Your instructions ▸
Reproduce all the entries exactly and keep the pictures out.

Lines of data
───

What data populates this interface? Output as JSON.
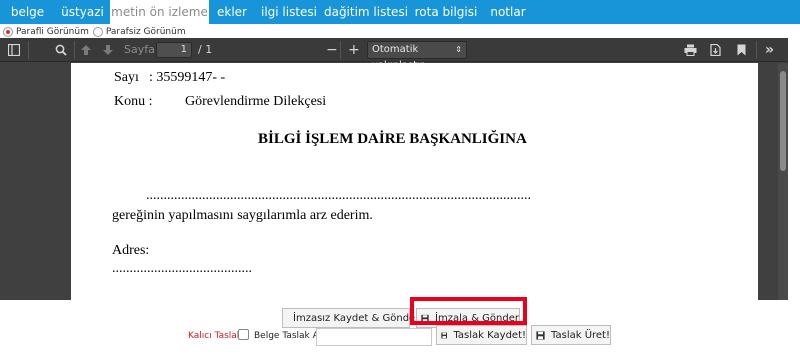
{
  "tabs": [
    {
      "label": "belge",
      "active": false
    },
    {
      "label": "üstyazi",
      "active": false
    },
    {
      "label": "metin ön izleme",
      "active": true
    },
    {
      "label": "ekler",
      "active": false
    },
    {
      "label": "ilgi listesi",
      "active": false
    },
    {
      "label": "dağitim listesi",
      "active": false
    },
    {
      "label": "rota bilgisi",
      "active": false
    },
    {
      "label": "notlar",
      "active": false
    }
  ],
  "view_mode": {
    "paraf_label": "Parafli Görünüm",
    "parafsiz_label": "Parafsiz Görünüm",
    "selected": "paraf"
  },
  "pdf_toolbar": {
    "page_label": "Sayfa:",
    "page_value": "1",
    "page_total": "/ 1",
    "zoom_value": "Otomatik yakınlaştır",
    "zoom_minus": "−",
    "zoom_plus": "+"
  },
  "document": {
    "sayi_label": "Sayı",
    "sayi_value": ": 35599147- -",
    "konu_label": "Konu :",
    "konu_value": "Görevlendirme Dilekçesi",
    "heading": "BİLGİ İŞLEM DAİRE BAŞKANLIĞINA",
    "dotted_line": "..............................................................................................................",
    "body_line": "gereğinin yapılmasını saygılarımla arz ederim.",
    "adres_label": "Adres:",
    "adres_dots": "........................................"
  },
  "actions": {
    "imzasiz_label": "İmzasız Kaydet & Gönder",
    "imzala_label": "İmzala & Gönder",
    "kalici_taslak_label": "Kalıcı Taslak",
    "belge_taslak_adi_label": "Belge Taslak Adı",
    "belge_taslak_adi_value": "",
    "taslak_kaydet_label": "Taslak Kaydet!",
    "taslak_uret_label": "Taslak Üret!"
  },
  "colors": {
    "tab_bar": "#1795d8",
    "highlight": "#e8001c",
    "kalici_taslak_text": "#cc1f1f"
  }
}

───

Exercise response ▸
What data populates this interface? Output as JSON.
{
  "tabs": [
    {
      "label": "belge",
      "active": false
    },
    {
      "label": "üstyazi",
      "active": false
    },
    {
      "label": "metin ön izleme",
      "active": true
    },
    {
      "label": "ekler",
      "active": false
    },
    {
      "label": "ilgi listesi",
      "active": false
    },
    {
      "label": "dağitim listesi",
      "active": false
    },
    {
      "label": "rota bilgisi",
      "active": false
    },
    {
      "label": "notlar",
      "active": false
    }
  ],
  "view_mode": {
    "paraf_label": "Parafli Görünüm",
    "parafsiz_label": "Parafsiz Görünüm",
    "selected": "paraf"
  },
  "pdf_toolbar": {
    "page_label": "Sayfa:",
    "page_value": "1",
    "page_total": "/ 1",
    "zoom_value": "Otomatik yakınlaştır",
    "zoom_minus": "−",
    "zoom_plus": "+"
  },
  "document": {
    "sayi_label": "Sayı",
    "sayi_value": ": 35599147- -",
    "konu_label": "Konu :",
    "konu_value": "Görevlendirme Dilekçesi",
    "heading": "BİLGİ İŞLEM DAİRE BAŞKANLIĞINA",
    "dotted_line": "..............................................................................................................",
    "body_line": "gereğinin yapılmasını saygılarımla arz ederim.",
    "adres_label": "Adres:",
    "adres_dots": "........................................"
  },
  "actions": {
    "imzasiz_label": "İmzasız Kaydet & Gönder",
    "imzala_label": "İmzala & Gönder",
    "kalici_taslak_label": "Kalıcı Taslak",
    "belge_taslak_adi_label": "Belge Taslak Adı",
    "belge_taslak_adi_value": "",
    "taslak_kaydet_label": "Taslak Kaydet!",
    "taslak_uret_label": "Taslak Üret!"
  },
  "colors": {
    "tab_bar": "#1795d8",
    "highlight": "#e8001c",
    "kalici_taslak_text": "#cc1f1f"
  }
}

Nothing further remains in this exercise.